◆ Aim:
Quote only the lines from the one containing "Decode this image" through the final line, both included, and omit the pictures.

◆ Provided records:
- - - - -

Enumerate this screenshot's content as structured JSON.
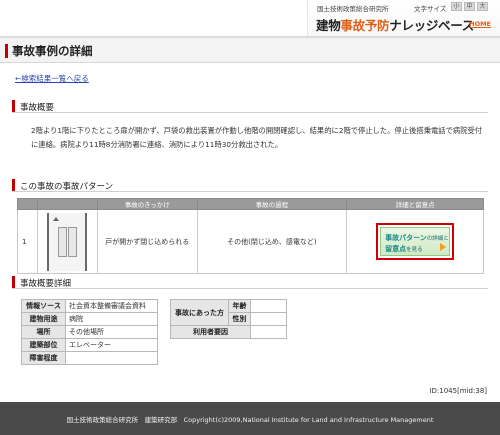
{
  "header": {
    "org_name": "国土技術政策総合研究所",
    "text_size_label": "文字サイズ",
    "size_buttons": [
      "小",
      "中",
      "大"
    ],
    "brand_prefix": "建物",
    "brand_accent": "事故予防",
    "brand_suffix": "ナレッジベース",
    "home_label": "HOME"
  },
  "page": {
    "title": "事故事例の詳細",
    "back_link": "←検索結果一覧へ戻る"
  },
  "sections": {
    "summary": "事故概要",
    "pattern": "この事故の事故パターン",
    "detail": "事故概要詳細"
  },
  "summary_text": "2階より1階に下りたところ扉が開かず、戸袋の救出装置が作動し他階の開閉確認し、結果的に2階で停止した。停止後搭乗電話で病院受付に連絡。病院より11時8分消防署に連絡、消防により11時30分救出された。",
  "pattern_table": {
    "headers": [
      "事故のきっかけ",
      "事故の過程",
      "詳細と留意点"
    ],
    "rows": [
      {
        "num": "1",
        "trigger": "戸が開かず閉じ込められる",
        "process": "その他(閉じ込め、感電など)",
        "button_main1": "事故パターン",
        "button_small1": "の詳細と",
        "button_main2": "留意点",
        "button_small2": "を見る"
      }
    ]
  },
  "detail_left": {
    "rows": [
      {
        "label": "情報ソース",
        "value": "社会資本整備審議会資料"
      },
      {
        "label": "建物用途",
        "value": "病院"
      },
      {
        "label": "場所",
        "value": "その他場所"
      },
      {
        "label": "建築部位",
        "value": "エレベーター"
      },
      {
        "label": "障害程度",
        "value": ""
      }
    ]
  },
  "detail_right": {
    "group_label": "事故にあった方",
    "rows": [
      {
        "label": "年齢",
        "value": ""
      },
      {
        "label": "性別",
        "value": ""
      }
    ],
    "cause_label": "利用者要因",
    "cause_value": ""
  },
  "record_id": "ID:1045[mid:38]",
  "footer": {
    "text": "国土技術政策総合研究所　建築研究部　Copyright(c)2009,National Institute for Land and Infrastructure Management"
  },
  "colors": {
    "accent_red": "#c00000",
    "brand_orange": "#e0601a",
    "footer_bg": "#4a4a4a"
  }
}
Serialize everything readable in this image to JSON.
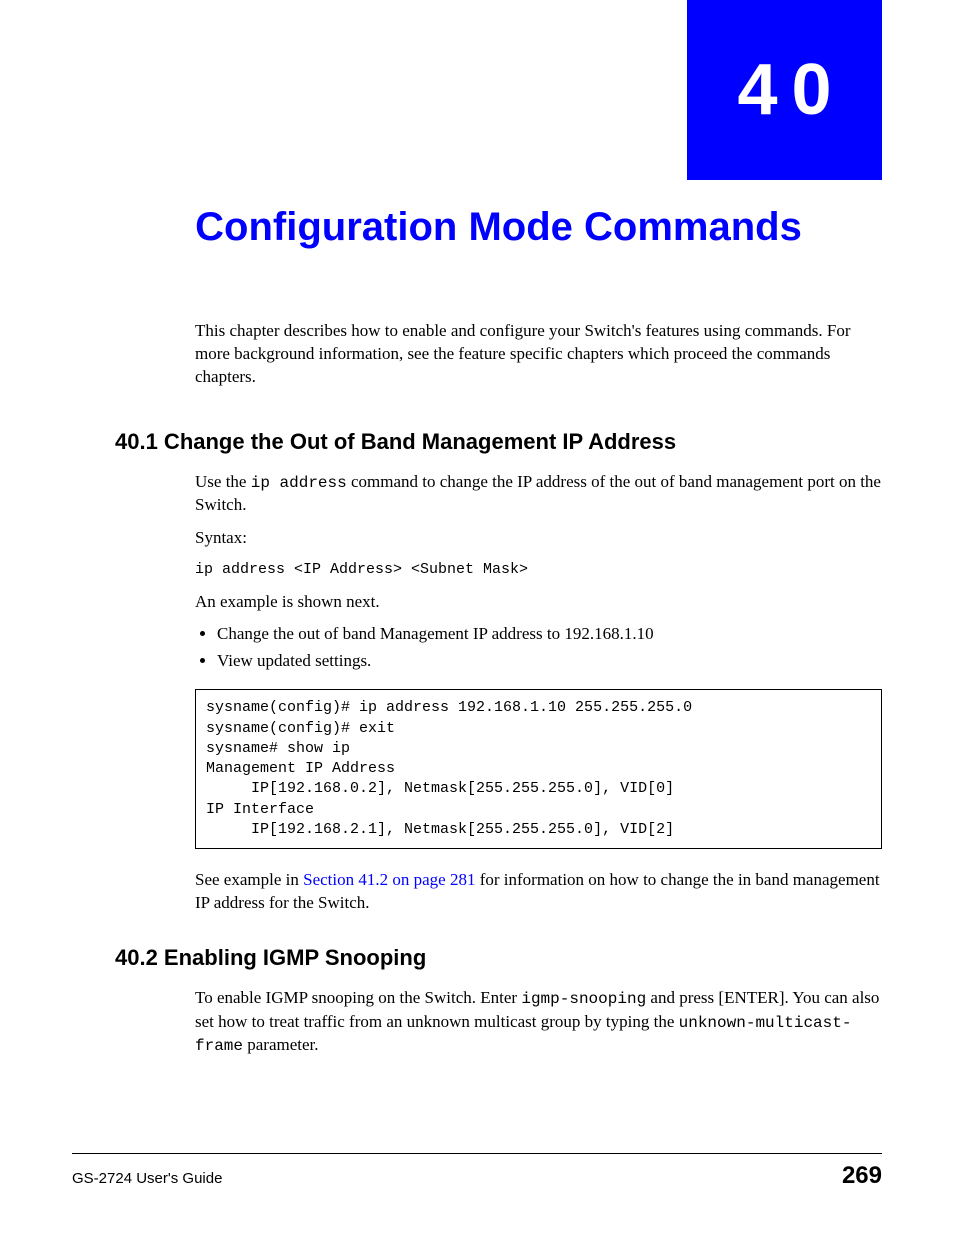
{
  "chapter": {
    "number": "40",
    "title": "Configuration Mode Commands"
  },
  "intro": "This chapter describes how to enable and configure your Switch's features using commands. For more background information, see the feature specific chapters which proceed the commands chapters.",
  "section1": {
    "heading": "40.1  Change the Out of Band Management IP Address",
    "p1_a": "Use the ",
    "p1_code": "ip address",
    "p1_b": " command to change the IP address of the out of band management port on the Switch.",
    "syntax_label": "Syntax:",
    "syntax_line": "ip address <IP Address> <Subnet Mask>",
    "p2": "An example is shown next.",
    "bullets": [
      "Change the out of band Management IP address to 192.168.1.10",
      "View updated settings."
    ],
    "code_block": "sysname(config)# ip address 192.168.1.10 255.255.255.0\nsysname(config)# exit\nsysname# show ip\nManagement IP Address\n     IP[192.168.0.2], Netmask[255.255.255.0], VID[0]\nIP Interface\n     IP[192.168.2.1], Netmask[255.255.255.0], VID[2]",
    "p3_a": "See example in ",
    "p3_link": "Section 41.2 on page 281",
    "p3_b": " for information on how to change the in band management IP address for the Switch."
  },
  "section2": {
    "heading": "40.2  Enabling IGMP Snooping",
    "p1_a": "To enable IGMP snooping on the Switch. Enter ",
    "p1_code1": "igmp-snooping",
    "p1_b": " and press [ENTER]. You can also set how to treat traffic from an unknown multicast group by typing the ",
    "p1_code2": "unknown-multicast-frame",
    "p1_c": " parameter."
  },
  "footer": {
    "guide": "GS-2724 User's Guide",
    "page": "269"
  }
}
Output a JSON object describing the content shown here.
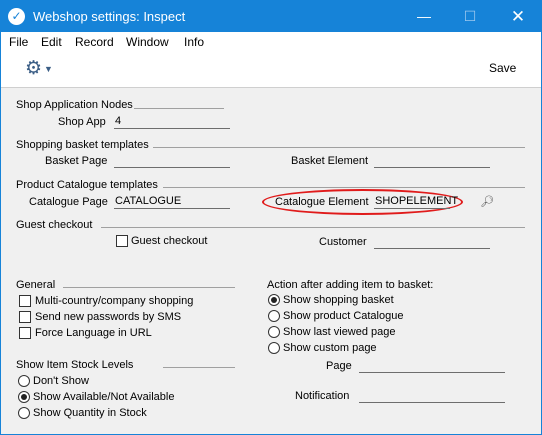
{
  "window": {
    "title": "Webshop settings: Inspect",
    "controls": {
      "minimize": "—",
      "maximize": "☐",
      "close": "✕"
    }
  },
  "menu": {
    "items": [
      "File",
      "Edit",
      "Record",
      "Window",
      "Info"
    ]
  },
  "toolbar": {
    "save_label": "Save",
    "gear_icon": "gear-icon"
  },
  "shop_app_nodes": {
    "title": "Shop Application Nodes",
    "shop_app_label": "Shop App",
    "shop_app_value": "4"
  },
  "shopping_basket": {
    "title": "Shopping basket templates",
    "basket_page_label": "Basket Page",
    "basket_page_value": "",
    "basket_element_label": "Basket Element",
    "basket_element_value": ""
  },
  "product_catalogue": {
    "title": "Product Catalogue templates",
    "catalogue_page_label": "Catalogue Page",
    "catalogue_page_value": "CATALOGUE",
    "catalogue_element_label": "Catalogue Element",
    "catalogue_element_value": "SHOPELEMENT",
    "highlight_color": "#e01b1b"
  },
  "guest_checkout": {
    "title": "Guest checkout",
    "checkbox_label": "Guest checkout",
    "checked": false,
    "customer_label": "Customer",
    "customer_value": ""
  },
  "general": {
    "title": "General",
    "options": [
      {
        "label": "Multi-country/company shopping",
        "checked": false
      },
      {
        "label": "Send new passwords by SMS",
        "checked": false
      },
      {
        "label": "Force Language in URL",
        "checked": false
      }
    ]
  },
  "action_after_adding": {
    "title": "Action after adding item to basket:",
    "options": [
      {
        "label": "Show shopping basket",
        "selected": true
      },
      {
        "label": "Show product Catalogue",
        "selected": false
      },
      {
        "label": "Show last viewed page",
        "selected": false
      },
      {
        "label": "Show custom page",
        "selected": false
      }
    ],
    "page_label": "Page",
    "page_value": "",
    "notification_label": "Notification",
    "notification_value": ""
  },
  "stock_levels": {
    "title": "Show Item Stock Levels",
    "options": [
      {
        "label": "Don't Show",
        "selected": false
      },
      {
        "label": "Show Available/Not Available",
        "selected": true
      },
      {
        "label": "Show Quantity in Stock",
        "selected": false
      }
    ]
  },
  "colors": {
    "titlebar": "#1683d8",
    "accent_gear": "#3b5e86"
  }
}
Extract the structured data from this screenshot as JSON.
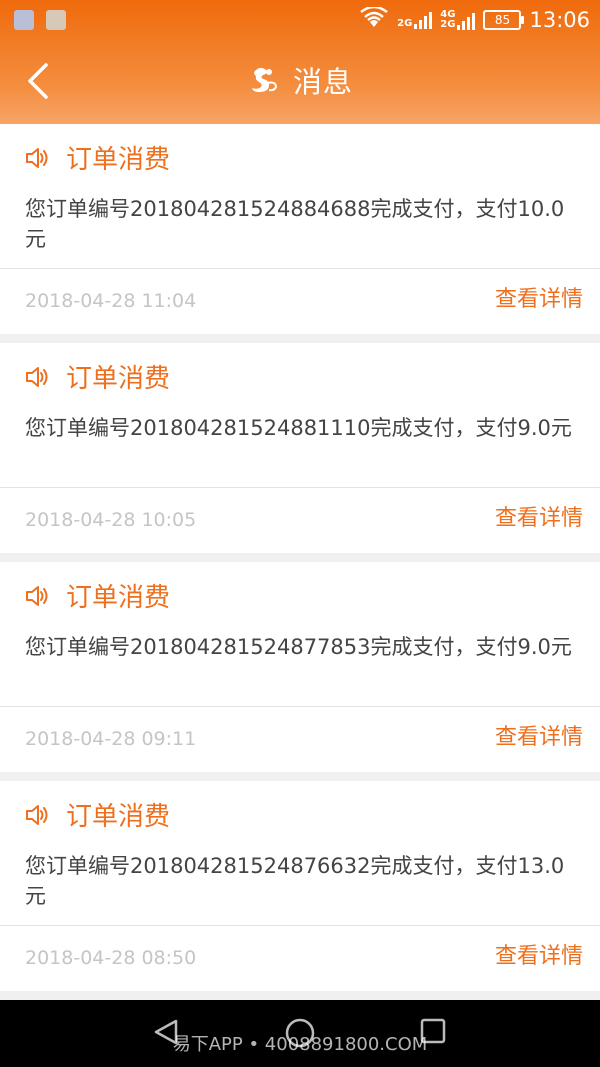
{
  "status_bar": {
    "network_top": "2G",
    "network_mid": "4G",
    "network_bottom": "2G",
    "battery": "85",
    "time": "13:06"
  },
  "header": {
    "title": "消息"
  },
  "messages": [
    {
      "type": "订单消费",
      "body": "您订单编号201804281524884688完成支付，支付10.0元",
      "time": "2018-04-28 11:04",
      "link": "查看详情"
    },
    {
      "type": "订单消费",
      "body": "您订单编号201804281524881110完成支付，支付9.0元",
      "time": "2018-04-28 10:05",
      "link": "查看详情"
    },
    {
      "type": "订单消费",
      "body": "您订单编号201804281524877853完成支付，支付9.0元",
      "time": "2018-04-28 09:11",
      "link": "查看详情"
    },
    {
      "type": "订单消费",
      "body": "您订单编号201804281524876632完成支付，支付13.0元",
      "time": "2018-04-28 08:50",
      "link": "查看详情"
    }
  ],
  "footer": {
    "watermark": "易下APP • 4008891800.COM"
  },
  "colors": {
    "accent": "#ee6f1d",
    "header_top": "#ef6a0c",
    "header_bottom": "#f7a468"
  },
  "icons": {
    "back": "chevron-left-icon",
    "logo": "dragon-logo-icon",
    "speaker": "speaker-icon",
    "wifi": "wifi-icon",
    "signal": "signal-icon",
    "battery": "battery-icon"
  }
}
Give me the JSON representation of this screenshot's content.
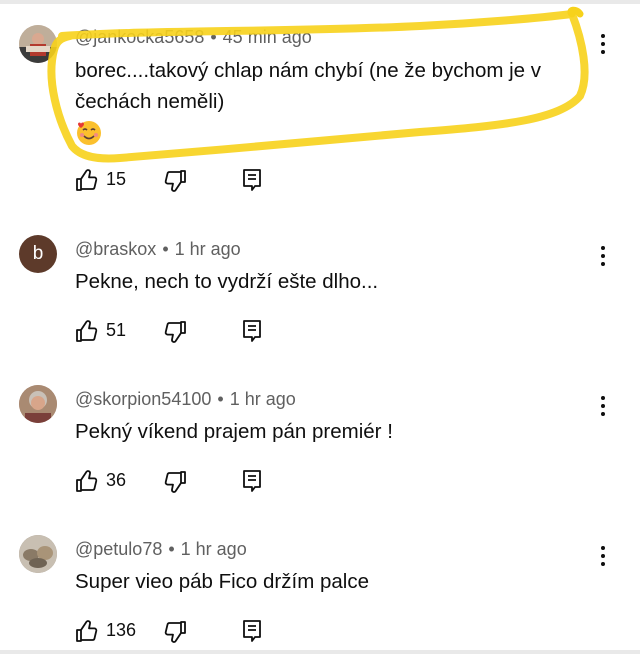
{
  "comments": [
    {
      "handle": "@jankocka5658",
      "time": "45 min ago",
      "text_line1": "borec....takový chlap nám chybí (ne že bychom je v",
      "text_line2": "čechách neměli)",
      "emoji": "smiling face with hearts",
      "likes": "15"
    },
    {
      "handle": "@braskox",
      "time": "1 hr ago",
      "text": "Pekne, nech to vydrží ešte dlho...",
      "avatar_letter": "b",
      "likes": "51"
    },
    {
      "handle": "@skorpion54100",
      "time": "1 hr ago",
      "text": "Pekný víkend prajem pán premiér !",
      "likes": "36"
    },
    {
      "handle": "@petulo78",
      "time": "1 hr ago",
      "text": "Super vieo páb Fico držím palce",
      "likes": "136"
    }
  ],
  "meta_separator": "•",
  "colors": {
    "highlight": "#f7d21b",
    "meta_text": "#606060",
    "text": "#0f0f0f"
  },
  "icons": [
    "like-icon",
    "dislike-icon",
    "reply-icon",
    "more-vert-icon"
  ]
}
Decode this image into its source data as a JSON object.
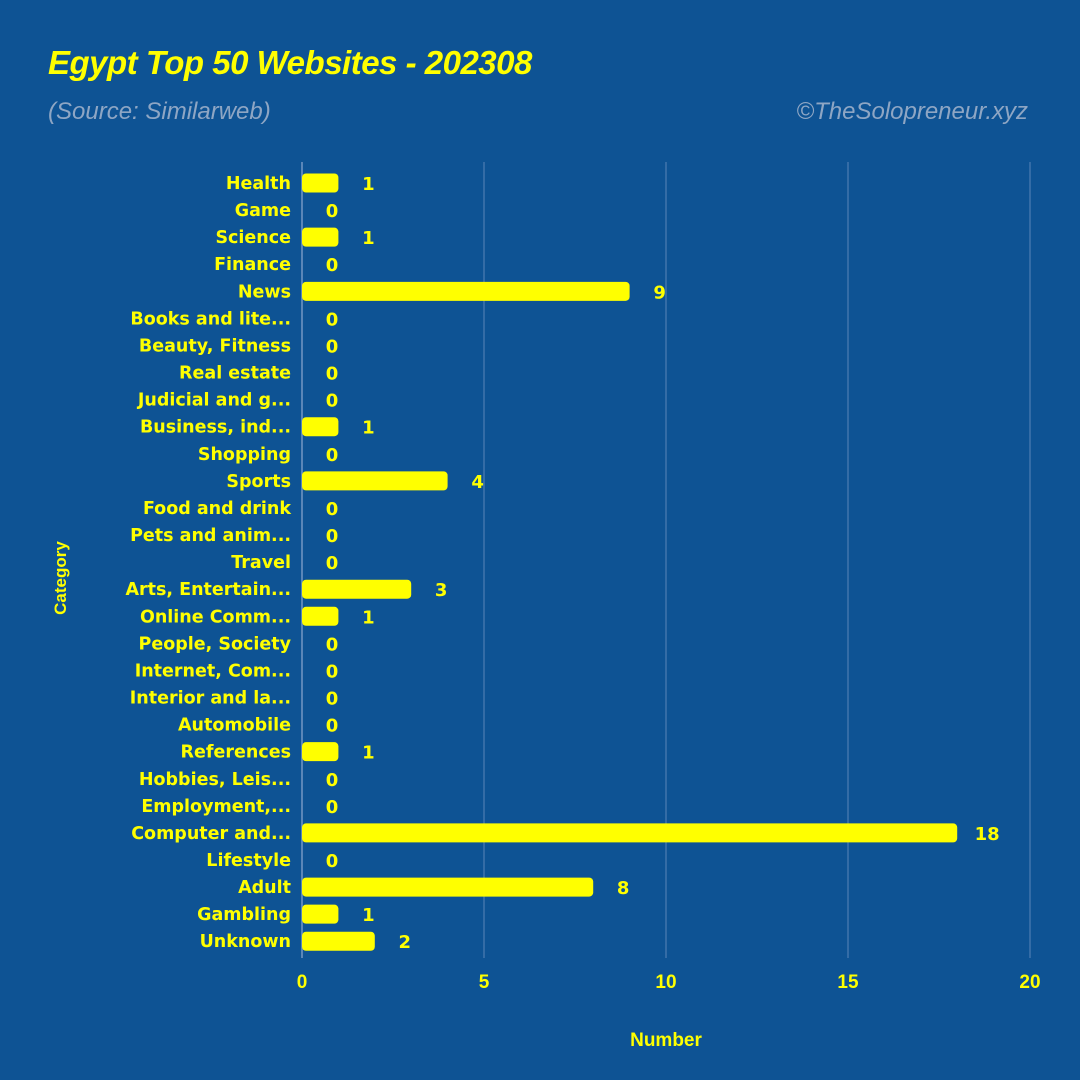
{
  "header": {
    "title": "Egypt Top 50 Websites - 202308",
    "subtitle": "(Source: Similarweb)",
    "credit": "©TheSolopreneur.xyz"
  },
  "colors": {
    "background": "#0e5394",
    "bar": "#ffff00",
    "text": "#ffff00",
    "muted_text": "#8ea6c4",
    "grid": "#5a86b8"
  },
  "chart_data": {
    "type": "bar",
    "orientation": "horizontal",
    "title": "Egypt Top 50 Websites - 202308",
    "subtitle": "(Source: Similarweb)",
    "xlabel": "Number",
    "ylabel": "Category",
    "xlim": [
      0,
      20
    ],
    "xticks": [
      0,
      5,
      10,
      15,
      20
    ],
    "grid": true,
    "categories": [
      "Health",
      "Game",
      "Science",
      "Finance",
      "News",
      "Books and lite...",
      "Beauty, Fitness",
      "Real estate",
      "Judicial and g...",
      "Business, ind...",
      "Shopping",
      "Sports",
      "Food and drink",
      "Pets and anim...",
      "Travel",
      "Arts, Entertain...",
      "Online Comm...",
      "People, Society",
      "Internet, Com...",
      "Interior and la...",
      "Automobile",
      "References",
      "Hobbies, Leis...",
      "Employment,...",
      "Computer and...",
      "Lifestyle",
      "Adult",
      "Gambling",
      "Unknown"
    ],
    "values": [
      1,
      0,
      1,
      0,
      9,
      0,
      0,
      0,
      0,
      1,
      0,
      4,
      0,
      0,
      0,
      3,
      1,
      0,
      0,
      0,
      0,
      1,
      0,
      0,
      18,
      0,
      8,
      1,
      2
    ]
  }
}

- - - - -

◆ Answer below:
Decode this image into its source data as a JSON object.
{
  "header": {
    "title": "Egypt Top 50 Websites - 202308",
    "subtitle": "(Source: Similarweb)",
    "credit": "©TheSolopreneur.xyz"
  },
  "colors": {
    "background": "#0e5394",
    "bar": "#ffff00",
    "text": "#ffff00",
    "muted_text": "#8ea6c4",
    "grid": "#5a86b8"
  },
  "chart_data": {
    "type": "bar",
    "orientation": "horizontal",
    "title": "Egypt Top 50 Websites - 202308",
    "subtitle": "(Source: Similarweb)",
    "xlabel": "Number",
    "ylabel": "Category",
    "xlim": [
      0,
      20
    ],
    "xticks": [
      0,
      5,
      10,
      15,
      20
    ],
    "grid": true,
    "categories": [
      "Health",
      "Game",
      "Science",
      "Finance",
      "News",
      "Books and lite...",
      "Beauty, Fitness",
      "Real estate",
      "Judicial and g...",
      "Business, ind...",
      "Shopping",
      "Sports",
      "Food and drink",
      "Pets and anim...",
      "Travel",
      "Arts, Entertain...",
      "Online Comm...",
      "People, Society",
      "Internet, Com...",
      "Interior and la...",
      "Automobile",
      "References",
      "Hobbies, Leis...",
      "Employment,...",
      "Computer and...",
      "Lifestyle",
      "Adult",
      "Gambling",
      "Unknown"
    ],
    "values": [
      1,
      0,
      1,
      0,
      9,
      0,
      0,
      0,
      0,
      1,
      0,
      4,
      0,
      0,
      0,
      3,
      1,
      0,
      0,
      0,
      0,
      1,
      0,
      0,
      18,
      0,
      8,
      1,
      2
    ]
  }
}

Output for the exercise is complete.